DIRECTIONS FOR THIS TASK | In your copy, reproduce the entries exactly as they are, minus the images.

SUPPLIED DATA |
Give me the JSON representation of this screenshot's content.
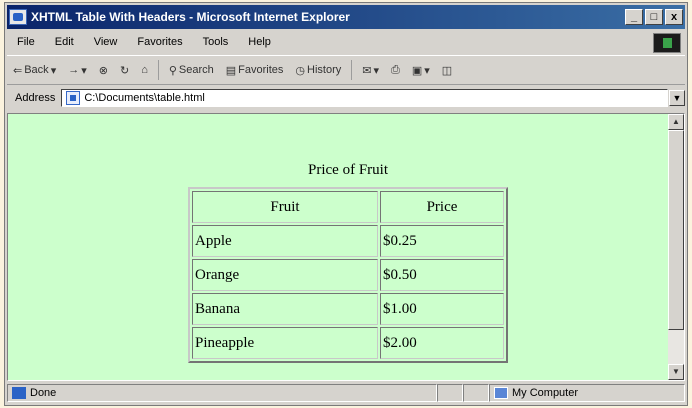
{
  "window": {
    "title": "XHTML Table With Headers - Microsoft Internet Explorer",
    "controls": [
      "_",
      "□",
      "x"
    ]
  },
  "menu": [
    "File",
    "Edit",
    "View",
    "Favorites",
    "Tools",
    "Help"
  ],
  "toolbar": {
    "back": "Back",
    "forward": "→",
    "search": "Search",
    "favorites": "Favorites",
    "history": "History"
  },
  "address": {
    "label": "Address",
    "value": "C:\\Documents\\table.html"
  },
  "table": {
    "caption": "Price of Fruit",
    "headers": [
      "Fruit",
      "Price"
    ],
    "rows": [
      [
        "Apple",
        "$0.25"
      ],
      [
        "Orange",
        "$0.50"
      ],
      [
        "Banana",
        "$1.00"
      ],
      [
        "Pineapple",
        "$2.00"
      ]
    ]
  },
  "status": {
    "text": "Done",
    "zone": "My Computer"
  }
}
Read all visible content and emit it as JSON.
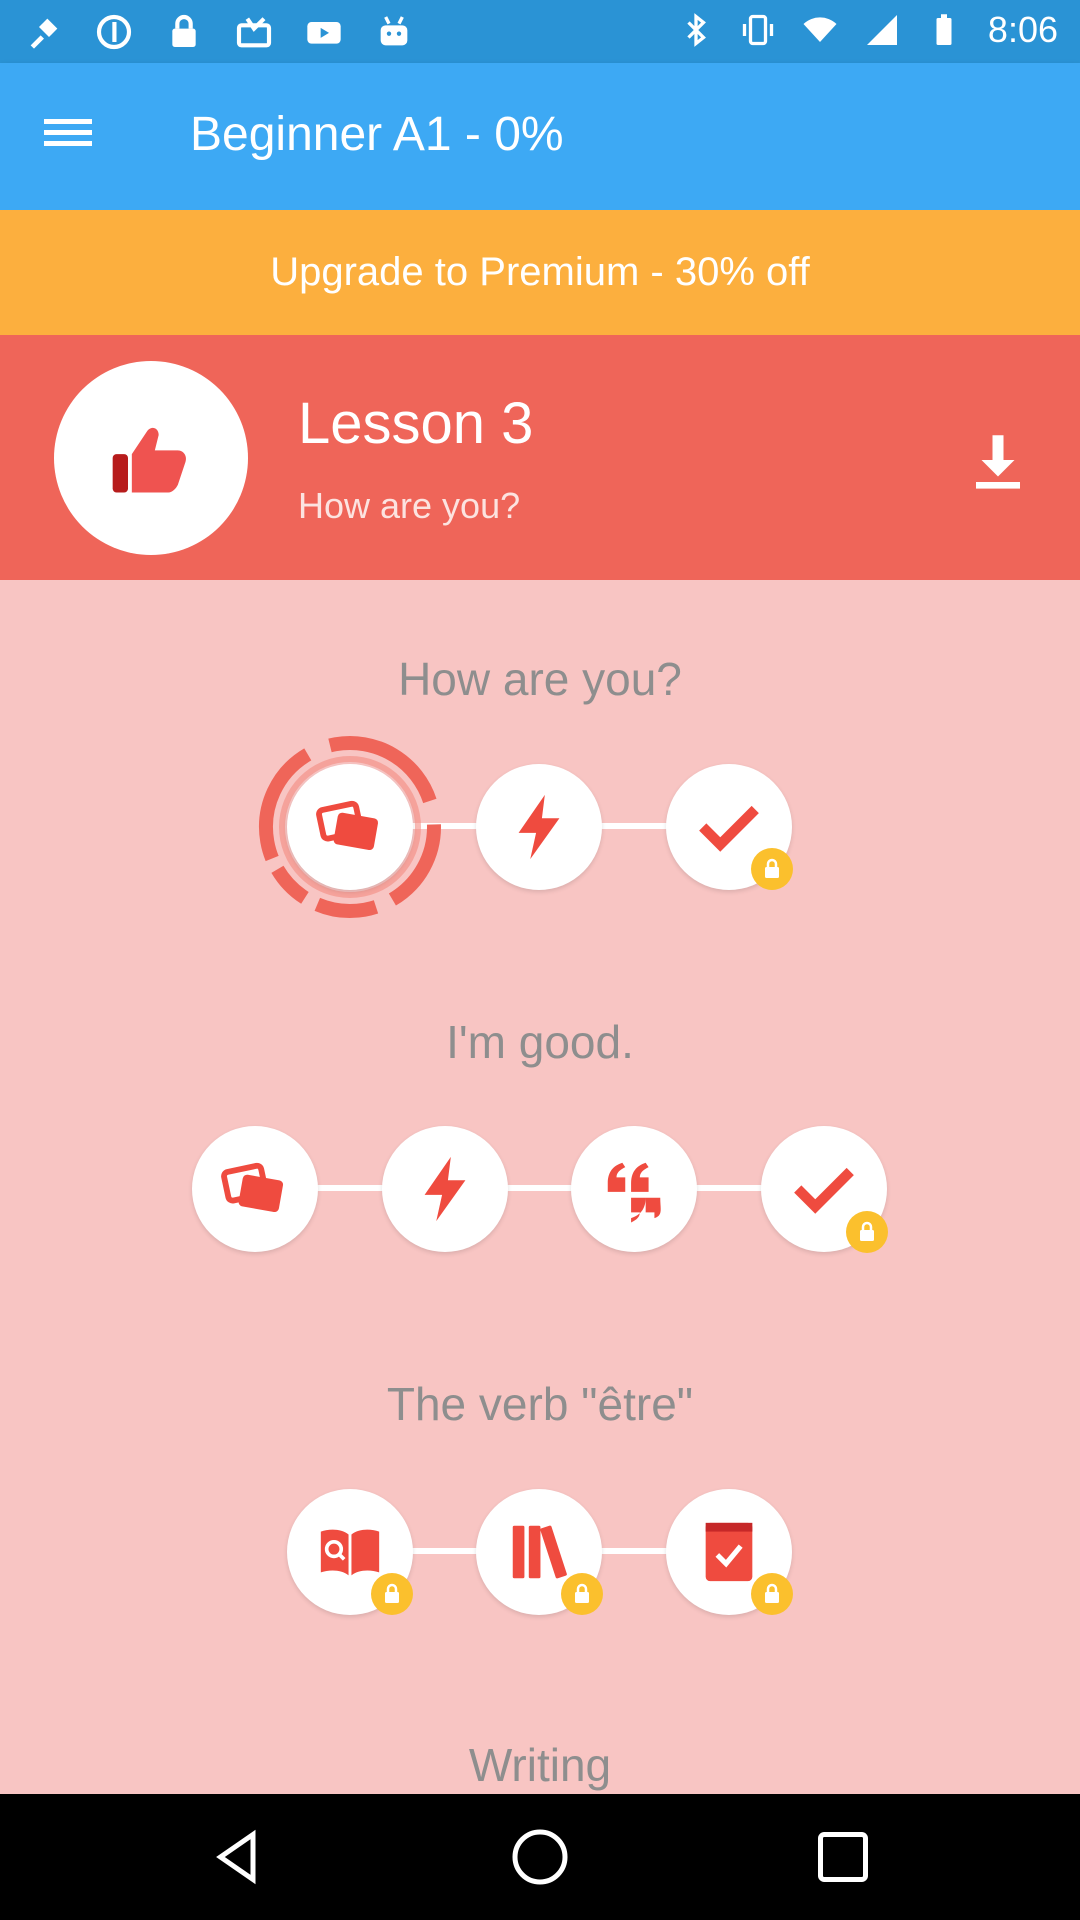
{
  "status_bar": {
    "time": "8:06",
    "left_icons": [
      "fake-gps-icon",
      "data-saver-icon",
      "lock-icon",
      "inbox-icon",
      "youtube-icon",
      "android-icon"
    ],
    "right_icons": [
      "bluetooth-icon",
      "vibrate-icon",
      "wifi-icon",
      "signal-icon",
      "battery-icon"
    ]
  },
  "app_bar": {
    "menu_icon": "hamburger-menu-icon",
    "title": "Beginner A1 - 0%"
  },
  "premium_banner": {
    "label": "Upgrade to Premium - 30% off"
  },
  "lesson": {
    "title": "Lesson 3",
    "subtitle": "How are you?",
    "icon": "thumbs-up-icon",
    "download_icon": "download-icon"
  },
  "sections": [
    {
      "title": "How are you?",
      "steps": [
        {
          "icon": "flashcards-icon",
          "locked": false,
          "in_progress": true
        },
        {
          "icon": "lightning-icon",
          "locked": false
        },
        {
          "icon": "checkmark-icon",
          "locked": true
        }
      ]
    },
    {
      "title": "I'm good.",
      "steps": [
        {
          "icon": "flashcards-icon",
          "locked": false
        },
        {
          "icon": "lightning-icon",
          "locked": false
        },
        {
          "icon": "quote-icon",
          "locked": false
        },
        {
          "icon": "checkmark-icon",
          "locked": true
        }
      ]
    },
    {
      "title": "The verb \"être\"",
      "steps": [
        {
          "icon": "book-search-icon",
          "locked": true
        },
        {
          "icon": "books-icon",
          "locked": true
        },
        {
          "icon": "notebook-check-icon",
          "locked": true
        }
      ]
    },
    {
      "title": "Writing",
      "steps": []
    }
  ],
  "colors": {
    "app_bar": "#3DA9F4",
    "status_bar": "#2A93D5",
    "premium": "#FCAF3E",
    "lesson_header": "#EF6559",
    "background": "#F8C5C3",
    "accent": "#EF4B3F",
    "lock": "#FBC02D"
  },
  "nav_bar": {
    "buttons": [
      "back-icon",
      "home-icon",
      "recents-icon"
    ]
  }
}
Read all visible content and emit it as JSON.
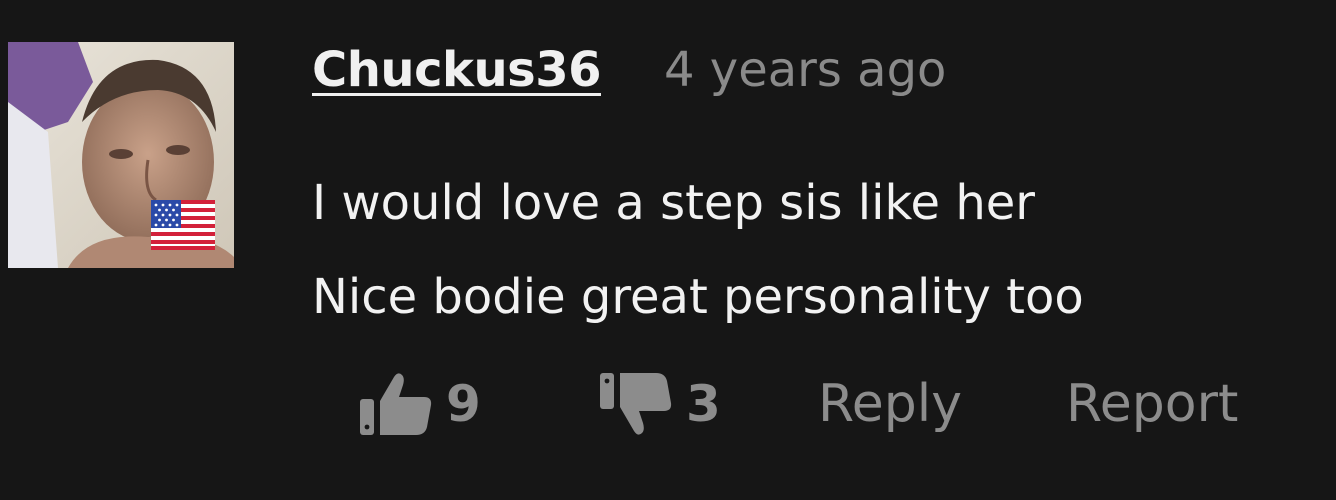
{
  "comment": {
    "username": "Chuckus36",
    "timestamp": "4 years ago",
    "body_lines": [
      "I would love a step sis like her",
      "Nice bodie great personality too"
    ],
    "avatar": {
      "alt": "user avatar photo",
      "flag_icon": "us-flag-icon"
    }
  },
  "actions": {
    "like_count": "9",
    "dislike_count": "3",
    "reply_label": "Reply",
    "report_label": "Report",
    "like_icon": "thumbs-up-icon",
    "dislike_icon": "thumbs-down-icon"
  },
  "colors": {
    "background": "#161616",
    "username": "#f0f0f0",
    "muted": "#8c8c8c",
    "body": "#f2f2f2"
  }
}
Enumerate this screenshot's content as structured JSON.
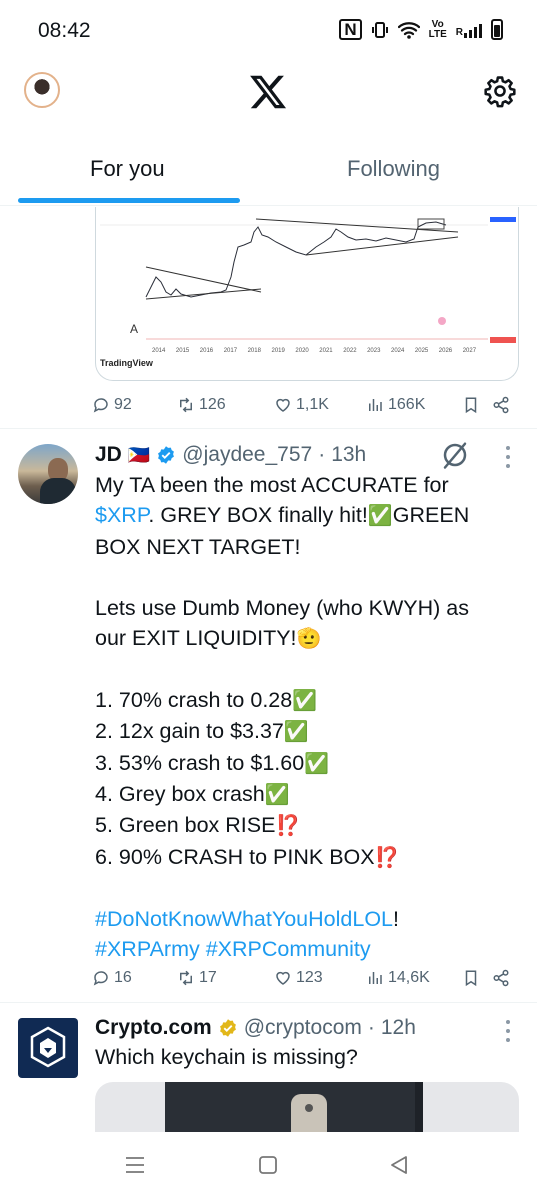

ANSWER |
Give me the JSON representation of this screenshot's content.
{
  "window": {
    "title": "XHTML Table With Headers - Microsoft Internet Explorer",
    "controls": [
      "_",
      "□",
      "x"
    ]
  },
  "menu": [
    "File",
    "Edit",
    "View",
    "Favorites",
    "Tools",
    "Help"
  ],
  "toolbar": {
    "back": "Back",
    "forward": "→",
    "search": "Search",
    "favorites": "Favorites",
    "history": "History"
  },
  "address": {
    "label": "Address",
    "value": "C:\\Documents\\table.html"
  },
  "table": {
    "caption": "Price of Fruit",
    "headers": [
      "Fruit",
      "Price"
    ],
    "rows": [
      [
        "Apple",
        "$0.25"
      ],
      [
        "Orange",
        "$0.50"
      ],
      [
        "Banana",
        "$1.00"
      ],
      [
        "Pineapple",
        "$2.00"
      ]
    ]
  },
  "status": {
    "text": "Done",
    "zone": "My Computer"
  }
}
Read all visible content and emit it as JSON.
{
  "status_bar": {
    "time": "8:06",
    "left_icons": [
      "fake-gps-icon",
      "data-saver-icon",
      "lock-icon",
      "inbox-icon",
      "youtube-icon",
      "android-icon"
    ],
    "right_icons": [
      "bluetooth-icon",
      "vibrate-icon",
      "wifi-icon",
      "signal-icon",
      "battery-icon"
    ]
  },
  "app_bar": {
    "menu_icon": "hamburger-menu-icon",
    "title": "Beginner A1 - 0%"
  },
  "premium_banner": {
    "label": "Upgrade to Premium - 30% off"
  },
  "lesson": {
    "title": "Lesson 3",
    "subtitle": "How are you?",
    "icon": "thumbs-up-icon",
    "download_icon": "download-icon"
  },
  "sections": [
    {
      "title": "How are you?",
      "steps": [
        {
          "icon": "flashcards-icon",
          "locked": false,
          "in_progress": true
        },
        {
          "icon": "lightning-icon",
          "locked": false
        },
        {
          "icon": "checkmark-icon",
          "locked": true
        }
      ]
    },
    {
      "title": "I'm good.",
      "steps": [
        {
          "icon": "flashcards-icon",
          "locked": false
        },
        {
          "icon": "lightning-icon",
          "locked": false
        },
        {
          "icon": "quote-icon",
          "locked": false
        },
        {
          "icon": "checkmark-icon",
          "locked": true
        }
      ]
    },
    {
      "title": "The verb \"être\"",
      "steps": [
        {
          "icon": "book-search-icon",
          "locked": true
        },
        {
          "icon": "books-icon",
          "locked": true
        },
        {
          "icon": "notebook-check-icon",
          "locked": true
        }
      ]
    },
    {
      "title": "Writing",
      "steps": []
    }
  ],
  "colors": {
    "app_bar": "#3DA9F4",
    "status_bar": "#2A93D5",
    "premium": "#FCAF3E",
    "lesson_header": "#EF6559",
    "background": "#F8C5C3",
    "accent": "#EF4B3F",
    "lock": "#FBC02D"
  },
  "nav_bar": {
    "buttons": [
      "back-icon",
      "home-icon",
      "recents-icon"
    ]
  }
}
Read all visible content and emit it as JSON.
{
  "comment": {
    "username": "Chuckus36",
    "timestamp": "4 years ago",
    "body_lines": [
      "I would love a step sis like her",
      "Nice bodie great personality too"
    ],
    "avatar": {
      "alt": "user avatar photo",
      "flag_icon": "us-flag-icon"
    }
  },
  "actions": {
    "like_count": "9",
    "dislike_count": "3",
    "reply_label": "Reply",
    "report_label": "Report",
    "like_icon": "thumbs-up-icon",
    "dislike_icon": "thumbs-down-icon"
  },
  "colors": {
    "background": "#161616",
    "username": "#f0f0f0",
    "muted": "#8c8c8c",
    "body": "#f2f2f2"
  }
}
Enumerate this screenshot's content as structured JSON.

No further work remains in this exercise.